Records from a data source:
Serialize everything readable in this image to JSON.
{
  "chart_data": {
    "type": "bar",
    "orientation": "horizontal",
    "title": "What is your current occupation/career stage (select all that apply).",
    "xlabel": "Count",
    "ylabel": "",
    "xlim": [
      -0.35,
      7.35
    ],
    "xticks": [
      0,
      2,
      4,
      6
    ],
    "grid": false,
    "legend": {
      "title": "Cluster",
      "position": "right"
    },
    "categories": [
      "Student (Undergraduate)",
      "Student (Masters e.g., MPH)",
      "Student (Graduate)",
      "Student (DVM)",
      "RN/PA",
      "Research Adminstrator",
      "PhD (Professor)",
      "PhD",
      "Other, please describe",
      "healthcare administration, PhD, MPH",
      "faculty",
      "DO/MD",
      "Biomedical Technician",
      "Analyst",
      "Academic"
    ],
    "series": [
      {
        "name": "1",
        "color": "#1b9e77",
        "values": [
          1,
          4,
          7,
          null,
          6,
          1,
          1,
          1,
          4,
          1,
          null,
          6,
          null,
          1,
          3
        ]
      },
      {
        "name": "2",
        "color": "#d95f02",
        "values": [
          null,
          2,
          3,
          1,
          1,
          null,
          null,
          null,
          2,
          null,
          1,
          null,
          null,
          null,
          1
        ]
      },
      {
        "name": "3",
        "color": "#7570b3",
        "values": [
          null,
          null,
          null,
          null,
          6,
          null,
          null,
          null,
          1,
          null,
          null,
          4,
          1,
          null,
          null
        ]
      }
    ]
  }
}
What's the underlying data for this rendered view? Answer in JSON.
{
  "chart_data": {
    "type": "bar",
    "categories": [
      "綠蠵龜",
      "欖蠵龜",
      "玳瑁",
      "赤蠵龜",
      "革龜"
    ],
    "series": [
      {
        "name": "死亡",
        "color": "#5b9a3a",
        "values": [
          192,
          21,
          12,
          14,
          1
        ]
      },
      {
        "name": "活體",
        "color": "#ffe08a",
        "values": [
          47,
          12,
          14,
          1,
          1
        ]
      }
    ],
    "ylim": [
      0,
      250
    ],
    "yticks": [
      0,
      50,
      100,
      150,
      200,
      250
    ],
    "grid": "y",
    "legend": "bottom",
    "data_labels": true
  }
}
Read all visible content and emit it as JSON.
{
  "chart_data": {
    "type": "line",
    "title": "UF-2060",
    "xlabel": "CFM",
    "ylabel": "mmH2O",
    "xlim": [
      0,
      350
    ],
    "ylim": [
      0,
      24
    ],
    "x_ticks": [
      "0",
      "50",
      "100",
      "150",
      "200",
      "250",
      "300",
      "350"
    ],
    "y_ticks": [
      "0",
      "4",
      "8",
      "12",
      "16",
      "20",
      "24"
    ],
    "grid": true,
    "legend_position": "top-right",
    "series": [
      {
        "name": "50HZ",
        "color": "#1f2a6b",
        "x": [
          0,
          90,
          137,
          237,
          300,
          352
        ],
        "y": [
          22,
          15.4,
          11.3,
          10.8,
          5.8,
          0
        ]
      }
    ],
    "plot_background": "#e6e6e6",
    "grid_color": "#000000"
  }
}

▸ Your instructions
Quote each line of the listing above exactly.

▸ Answer for this exercise
Serialize everything readable in this image to JSON.
{
  "chart_data": {
    "type": "bar",
    "orientation": "horizontal",
    "title": "What is your current occupation/career stage (select all that apply).",
    "xlabel": "Count",
    "ylabel": "",
    "xlim": [
      -0.35,
      7.35
    ],
    "xticks": [
      0,
      2,
      4,
      6
    ],
    "grid": false,
    "legend": {
      "title": "Cluster",
      "position": "right"
    },
    "categories": [
      "Student (Undergraduate)",
      "Student (Masters e.g., MPH)",
      "Student (Graduate)",
      "Student (DVM)",
      "RN/PA",
      "Research Adminstrator",
      "PhD (Professor)",
      "PhD",
      "Other, please describe",
      "healthcare administration, PhD, MPH",
      "faculty",
      "DO/MD",
      "Biomedical Technician",
      "Analyst",
      "Academic"
    ],
    "series": [
      {
        "name": "1",
        "color": "#1b9e77",
        "values": [
          1,
          4,
          7,
          null,
          6,
          1,
          1,
          1,
          4,
          1,
          null,
          6,
          null,
          1,
          3
        ]
      },
      {
        "name": "2",
        "color": "#d95f02",
        "values": [
          null,
          2,
          3,
          1,
          1,
          null,
          null,
          null,
          2,
          null,
          1,
          null,
          null,
          null,
          1
        ]
      },
      {
        "name": "3",
        "color": "#7570b3",
        "values": [
          null,
          null,
          null,
          null,
          6,
          null,
          null,
          null,
          1,
          null,
          null,
          4,
          1,
          null,
          null
        ]
      }
    ]
  }
}
What's the underlying data for this rendered view? Answer in JSON.
{
  "chart_data": {
    "type": "bar",
    "categories": [
      "綠蠵龜",
      "欖蠵龜",
      "玳瑁",
      "赤蠵龜",
      "革龜"
    ],
    "series": [
      {
        "name": "死亡",
        "color": "#5b9a3a",
        "values": [
          192,
          21,
          12,
          14,
          1
        ]
      },
      {
        "name": "活體",
        "color": "#ffe08a",
        "values": [
          47,
          12,
          14,
          1,
          1
        ]
      }
    ],
    "ylim": [
      0,
      250
    ],
    "yticks": [
      0,
      50,
      100,
      150,
      200,
      250
    ],
    "grid": "y",
    "legend": "bottom",
    "data_labels": true
  }
}
Read all visible content and emit it as JSON.
{
  "chart_data": {
    "type": "line",
    "title": "UF-2060",
    "xlabel": "CFM",
    "ylabel": "mmH2O",
    "xlim": [
      0,
      350
    ],
    "ylim": [
      0,
      24
    ],
    "x_ticks": [
      "0",
      "50",
      "100",
      "150",
      "200",
      "250",
      "300",
      "350"
    ],
    "y_ticks": [
      "0",
      "4",
      "8",
      "12",
      "16",
      "20",
      "24"
    ],
    "grid": true,
    "legend_position": "top-right",
    "series": [
      {
        "name": "50HZ",
        "color": "#1f2a6b",
        "x": [
          0,
          90,
          137,
          237,
          300,
          352
        ],
        "y": [
          22,
          15.4,
          11.3,
          10.8,
          5.8,
          0
        ]
      }
    ],
    "plot_background": "#e6e6e6",
    "grid_color": "#000000"
  }
}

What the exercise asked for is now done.